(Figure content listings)
--- Begin ---
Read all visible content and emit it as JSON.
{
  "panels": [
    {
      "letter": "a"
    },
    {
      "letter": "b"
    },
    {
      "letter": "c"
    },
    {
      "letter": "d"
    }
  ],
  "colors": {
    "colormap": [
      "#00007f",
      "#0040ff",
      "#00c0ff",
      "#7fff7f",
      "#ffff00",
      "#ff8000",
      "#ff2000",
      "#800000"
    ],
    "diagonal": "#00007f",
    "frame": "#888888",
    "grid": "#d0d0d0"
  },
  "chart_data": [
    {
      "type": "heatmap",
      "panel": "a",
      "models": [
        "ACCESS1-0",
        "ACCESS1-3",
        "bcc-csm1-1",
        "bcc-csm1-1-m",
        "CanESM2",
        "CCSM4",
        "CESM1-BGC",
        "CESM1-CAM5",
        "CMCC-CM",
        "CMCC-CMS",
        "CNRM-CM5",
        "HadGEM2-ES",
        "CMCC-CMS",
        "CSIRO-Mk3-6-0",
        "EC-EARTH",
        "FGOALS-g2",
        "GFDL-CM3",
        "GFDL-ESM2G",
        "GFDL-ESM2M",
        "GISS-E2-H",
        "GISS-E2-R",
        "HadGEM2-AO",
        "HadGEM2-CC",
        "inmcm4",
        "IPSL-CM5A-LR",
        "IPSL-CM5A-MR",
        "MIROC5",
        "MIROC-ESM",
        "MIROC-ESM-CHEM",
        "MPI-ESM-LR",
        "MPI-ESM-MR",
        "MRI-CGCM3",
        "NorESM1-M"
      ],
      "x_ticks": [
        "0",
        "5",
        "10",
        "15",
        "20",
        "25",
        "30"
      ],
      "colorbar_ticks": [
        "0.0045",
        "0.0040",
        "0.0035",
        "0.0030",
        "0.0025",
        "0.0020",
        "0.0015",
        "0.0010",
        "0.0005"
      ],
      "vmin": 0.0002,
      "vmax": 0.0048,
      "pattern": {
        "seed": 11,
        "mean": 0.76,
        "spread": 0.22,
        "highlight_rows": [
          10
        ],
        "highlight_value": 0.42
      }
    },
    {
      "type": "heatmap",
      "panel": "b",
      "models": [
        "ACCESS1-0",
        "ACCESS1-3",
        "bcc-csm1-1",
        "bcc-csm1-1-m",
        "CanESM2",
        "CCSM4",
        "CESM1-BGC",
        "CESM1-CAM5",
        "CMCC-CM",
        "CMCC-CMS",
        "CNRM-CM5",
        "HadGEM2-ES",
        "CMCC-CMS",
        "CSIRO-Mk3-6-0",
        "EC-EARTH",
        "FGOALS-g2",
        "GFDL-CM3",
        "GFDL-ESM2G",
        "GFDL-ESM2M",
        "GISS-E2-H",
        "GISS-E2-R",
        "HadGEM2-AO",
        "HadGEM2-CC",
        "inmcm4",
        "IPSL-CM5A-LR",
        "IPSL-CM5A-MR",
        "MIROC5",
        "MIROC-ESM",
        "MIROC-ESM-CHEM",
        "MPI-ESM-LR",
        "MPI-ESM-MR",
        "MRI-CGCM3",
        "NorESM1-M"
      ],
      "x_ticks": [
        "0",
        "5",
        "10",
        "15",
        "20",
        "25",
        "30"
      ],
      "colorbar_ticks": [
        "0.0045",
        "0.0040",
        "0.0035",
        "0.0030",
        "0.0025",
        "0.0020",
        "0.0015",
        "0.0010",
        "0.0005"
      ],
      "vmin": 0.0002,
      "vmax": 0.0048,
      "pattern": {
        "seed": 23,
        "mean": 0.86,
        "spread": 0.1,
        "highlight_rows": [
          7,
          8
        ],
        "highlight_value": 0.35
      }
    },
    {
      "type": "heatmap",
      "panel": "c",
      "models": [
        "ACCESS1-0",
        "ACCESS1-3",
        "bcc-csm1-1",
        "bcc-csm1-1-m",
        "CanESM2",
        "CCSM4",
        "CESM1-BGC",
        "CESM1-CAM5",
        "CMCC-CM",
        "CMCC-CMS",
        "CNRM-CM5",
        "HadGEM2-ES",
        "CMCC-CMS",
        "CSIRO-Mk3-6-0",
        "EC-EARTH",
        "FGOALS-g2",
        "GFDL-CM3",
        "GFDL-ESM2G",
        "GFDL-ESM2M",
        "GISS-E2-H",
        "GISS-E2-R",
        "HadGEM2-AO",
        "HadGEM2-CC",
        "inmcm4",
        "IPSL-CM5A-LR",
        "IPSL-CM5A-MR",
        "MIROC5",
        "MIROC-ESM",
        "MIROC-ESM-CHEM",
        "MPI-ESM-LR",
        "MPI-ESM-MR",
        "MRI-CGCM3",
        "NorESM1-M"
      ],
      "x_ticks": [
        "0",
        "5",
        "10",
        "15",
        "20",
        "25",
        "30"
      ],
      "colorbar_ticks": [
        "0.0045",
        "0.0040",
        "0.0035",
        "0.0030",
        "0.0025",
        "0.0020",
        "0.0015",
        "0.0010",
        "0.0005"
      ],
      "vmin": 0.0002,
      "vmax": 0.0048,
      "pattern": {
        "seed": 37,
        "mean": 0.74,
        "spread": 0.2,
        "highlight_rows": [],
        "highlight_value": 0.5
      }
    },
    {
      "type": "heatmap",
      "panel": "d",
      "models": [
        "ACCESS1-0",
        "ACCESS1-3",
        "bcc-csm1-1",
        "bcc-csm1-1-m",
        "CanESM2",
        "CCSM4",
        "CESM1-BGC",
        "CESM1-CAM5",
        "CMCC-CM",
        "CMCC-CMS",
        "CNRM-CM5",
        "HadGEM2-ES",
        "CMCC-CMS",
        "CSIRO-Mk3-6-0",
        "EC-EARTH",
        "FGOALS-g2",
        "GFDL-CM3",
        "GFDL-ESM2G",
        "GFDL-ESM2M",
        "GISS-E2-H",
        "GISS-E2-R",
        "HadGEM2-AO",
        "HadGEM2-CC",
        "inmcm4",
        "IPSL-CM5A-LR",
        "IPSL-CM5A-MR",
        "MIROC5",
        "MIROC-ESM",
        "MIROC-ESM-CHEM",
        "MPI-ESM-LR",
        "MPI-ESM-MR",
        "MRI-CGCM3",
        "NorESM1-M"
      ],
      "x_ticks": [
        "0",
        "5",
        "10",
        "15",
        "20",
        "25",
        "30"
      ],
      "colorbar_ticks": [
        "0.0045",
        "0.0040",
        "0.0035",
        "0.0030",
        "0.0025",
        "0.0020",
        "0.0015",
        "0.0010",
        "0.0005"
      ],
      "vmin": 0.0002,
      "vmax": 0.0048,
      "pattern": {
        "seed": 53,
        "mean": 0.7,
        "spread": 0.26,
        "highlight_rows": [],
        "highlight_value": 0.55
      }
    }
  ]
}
--- End ---
*Given task:* Extract the complete listing above, reproducing each line exactly.

*Final result:*
Read all visible content and emit it as JSON.
{
  "panels": [
    {
      "letter": "a"
    },
    {
      "letter": "b"
    },
    {
      "letter": "c"
    },
    {
      "letter": "d"
    }
  ],
  "colors": {
    "colormap": [
      "#00007f",
      "#0040ff",
      "#00c0ff",
      "#7fff7f",
      "#ffff00",
      "#ff8000",
      "#ff2000",
      "#800000"
    ],
    "diagonal": "#00007f",
    "frame": "#888888",
    "grid": "#d0d0d0"
  },
  "chart_data": [
    {
      "type": "heatmap",
      "panel": "a",
      "models": [
        "ACCESS1-0",
        "ACCESS1-3",
        "bcc-csm1-1",
        "bcc-csm1-1-m",
        "CanESM2",
        "CCSM4",
        "CESM1-BGC",
        "CESM1-CAM5",
        "CMCC-CM",
        "CMCC-CMS",
        "CNRM-CM5",
        "HadGEM2-ES",
        "CMCC-CMS",
        "CSIRO-Mk3-6-0",
        "EC-EARTH",
        "FGOALS-g2",
        "GFDL-CM3",
        "GFDL-ESM2G",
        "GFDL-ESM2M",
        "GISS-E2-H",
        "GISS-E2-R",
        "HadGEM2-AO",
        "HadGEM2-CC",
        "inmcm4",
        "IPSL-CM5A-LR",
        "IPSL-CM5A-MR",
        "MIROC5",
        "MIROC-ESM",
        "MIROC-ESM-CHEM",
        "MPI-ESM-LR",
        "MPI-ESM-MR",
        "MRI-CGCM3",
        "NorESM1-M"
      ],
      "x_ticks": [
        "0",
        "5",
        "10",
        "15",
        "20",
        "25",
        "30"
      ],
      "colorbar_ticks": [
        "0.0045",
        "0.0040",
        "0.0035",
        "0.0030",
        "0.0025",
        "0.0020",
        "0.0015",
        "0.0010",
        "0.0005"
      ],
      "vmin": 0.0002,
      "vmax": 0.0048,
      "pattern": {
        "seed": 11,
        "mean": 0.76,
        "spread": 0.22,
        "highlight_rows": [
          10
        ],
        "highlight_value": 0.42
      }
    },
    {
      "type": "heatmap",
      "panel": "b",
      "models": [
        "ACCESS1-0",
        "ACCESS1-3",
        "bcc-csm1-1",
        "bcc-csm1-1-m",
        "CanESM2",
        "CCSM4",
        "CESM1-BGC",
        "CESM1-CAM5",
        "CMCC-CM",
        "CMCC-CMS",
        "CNRM-CM5",
        "HadGEM2-ES",
        "CMCC-CMS",
        "CSIRO-Mk3-6-0",
        "EC-EARTH",
        "FGOALS-g2",
        "GFDL-CM3",
        "GFDL-ESM2G",
        "GFDL-ESM2M",
        "GISS-E2-H",
        "GISS-E2-R",
        "HadGEM2-AO",
        "HadGEM2-CC",
        "inmcm4",
        "IPSL-CM5A-LR",
        "IPSL-CM5A-MR",
        "MIROC5",
        "MIROC-ESM",
        "MIROC-ESM-CHEM",
        "MPI-ESM-LR",
        "MPI-ESM-MR",
        "MRI-CGCM3",
        "NorESM1-M"
      ],
      "x_ticks": [
        "0",
        "5",
        "10",
        "15",
        "20",
        "25",
        "30"
      ],
      "colorbar_ticks": [
        "0.0045",
        "0.0040",
        "0.0035",
        "0.0030",
        "0.0025",
        "0.0020",
        "0.0015",
        "0.0010",
        "0.0005"
      ],
      "vmin": 0.0002,
      "vmax": 0.0048,
      "pattern": {
        "seed": 23,
        "mean": 0.86,
        "spread": 0.1,
        "highlight_rows": [
          7,
          8
        ],
        "highlight_value": 0.35
      }
    },
    {
      "type": "heatmap",
      "panel": "c",
      "models": [
        "ACCESS1-0",
        "ACCESS1-3",
        "bcc-csm1-1",
        "bcc-csm1-1-m",
        "CanESM2",
        "CCSM4",
        "CESM1-BGC",
        "CESM1-CAM5",
        "CMCC-CM",
        "CMCC-CMS",
        "CNRM-CM5",
        "HadGEM2-ES",
        "CMCC-CMS",
        "CSIRO-Mk3-6-0",
        "EC-EARTH",
        "FGOALS-g2",
        "GFDL-CM3",
        "GFDL-ESM2G",
        "GFDL-ESM2M",
        "GISS-E2-H",
        "GISS-E2-R",
        "HadGEM2-AO",
        "HadGEM2-CC",
        "inmcm4",
        "IPSL-CM5A-LR",
        "IPSL-CM5A-MR",
        "MIROC5",
        "MIROC-ESM",
        "MIROC-ESM-CHEM",
        "MPI-ESM-LR",
        "MPI-ESM-MR",
        "MRI-CGCM3",
        "NorESM1-M"
      ],
      "x_ticks": [
        "0",
        "5",
        "10",
        "15",
        "20",
        "25",
        "30"
      ],
      "colorbar_ticks": [
        "0.0045",
        "0.0040",
        "0.0035",
        "0.0030",
        "0.0025",
        "0.0020",
        "0.0015",
        "0.0010",
        "0.0005"
      ],
      "vmin": 0.0002,
      "vmax": 0.0048,
      "pattern": {
        "seed": 37,
        "mean": 0.74,
        "spread": 0.2,
        "highlight_rows": [],
        "highlight_value": 0.5
      }
    },
    {
      "type": "heatmap",
      "panel": "d",
      "models": [
        "ACCESS1-0",
        "ACCESS1-3",
        "bcc-csm1-1",
        "bcc-csm1-1-m",
        "CanESM2",
        "CCSM4",
        "CESM1-BGC",
        "CESM1-CAM5",
        "CMCC-CM",
        "CMCC-CMS",
        "CNRM-CM5",
        "HadGEM2-ES",
        "CMCC-CMS",
        "CSIRO-Mk3-6-0",
        "EC-EARTH",
        "FGOALS-g2",
        "GFDL-CM3",
        "GFDL-ESM2G",
        "GFDL-ESM2M",
        "GISS-E2-H",
        "GISS-E2-R",
        "HadGEM2-AO",
        "HadGEM2-CC",
        "inmcm4",
        "IPSL-CM5A-LR",
        "IPSL-CM5A-MR",
        "MIROC5",
        "MIROC-ESM",
        "MIROC-ESM-CHEM",
        "MPI-ESM-LR",
        "MPI-ESM-MR",
        "MRI-CGCM3",
        "NorESM1-M"
      ],
      "x_ticks": [
        "0",
        "5",
        "10",
        "15",
        "20",
        "25",
        "30"
      ],
      "colorbar_ticks": [
        "0.0045",
        "0.0040",
        "0.0035",
        "0.0030",
        "0.0025",
        "0.0020",
        "0.0015",
        "0.0010",
        "0.0005"
      ],
      "vmin": 0.0002,
      "vmax": 0.0048,
      "pattern": {
        "seed": 53,
        "mean": 0.7,
        "spread": 0.26,
        "highlight_rows": [],
        "highlight_value": 0.55
      }
    }
  ]
}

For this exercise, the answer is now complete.